┌────────
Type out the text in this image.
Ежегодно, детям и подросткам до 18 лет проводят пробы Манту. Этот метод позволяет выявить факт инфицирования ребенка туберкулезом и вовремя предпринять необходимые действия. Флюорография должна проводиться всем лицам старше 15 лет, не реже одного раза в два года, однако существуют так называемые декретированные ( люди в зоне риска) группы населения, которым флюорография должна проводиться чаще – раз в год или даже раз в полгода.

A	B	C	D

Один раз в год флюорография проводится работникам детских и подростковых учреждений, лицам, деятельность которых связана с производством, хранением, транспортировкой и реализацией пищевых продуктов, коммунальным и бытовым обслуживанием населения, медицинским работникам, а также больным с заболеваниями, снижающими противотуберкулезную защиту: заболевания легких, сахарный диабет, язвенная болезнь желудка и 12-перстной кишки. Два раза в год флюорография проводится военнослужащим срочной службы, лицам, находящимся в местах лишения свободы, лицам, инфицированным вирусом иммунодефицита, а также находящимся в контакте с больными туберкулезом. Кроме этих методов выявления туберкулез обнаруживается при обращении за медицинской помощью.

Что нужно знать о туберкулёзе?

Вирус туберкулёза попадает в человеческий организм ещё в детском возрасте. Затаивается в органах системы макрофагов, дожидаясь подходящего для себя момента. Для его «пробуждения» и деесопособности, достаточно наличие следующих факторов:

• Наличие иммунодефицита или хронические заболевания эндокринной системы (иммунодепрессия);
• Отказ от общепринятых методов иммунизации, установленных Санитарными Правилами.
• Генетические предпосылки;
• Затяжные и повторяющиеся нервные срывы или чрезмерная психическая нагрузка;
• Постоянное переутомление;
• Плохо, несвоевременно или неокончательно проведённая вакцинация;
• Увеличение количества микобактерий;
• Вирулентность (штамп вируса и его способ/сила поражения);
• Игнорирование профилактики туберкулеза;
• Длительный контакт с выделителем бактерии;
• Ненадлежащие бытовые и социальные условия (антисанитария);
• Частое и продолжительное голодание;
└────────
TASK STATEMENT: Using the material above, copy every line in which the string "системы" occurs.

RESPONSE:
Вирус туберкулёза попадает в человеческий организм ещё в детском возрасте. Затаивается в органах системы макрофагов, дожидаясь подходящего для себя момента. Для его «пробуждения» и деесопособности, достаточно наличие следующих факторов:
• Наличие иммунодефицита или хронические заболевания эндокринной системы (иммунодепрессия);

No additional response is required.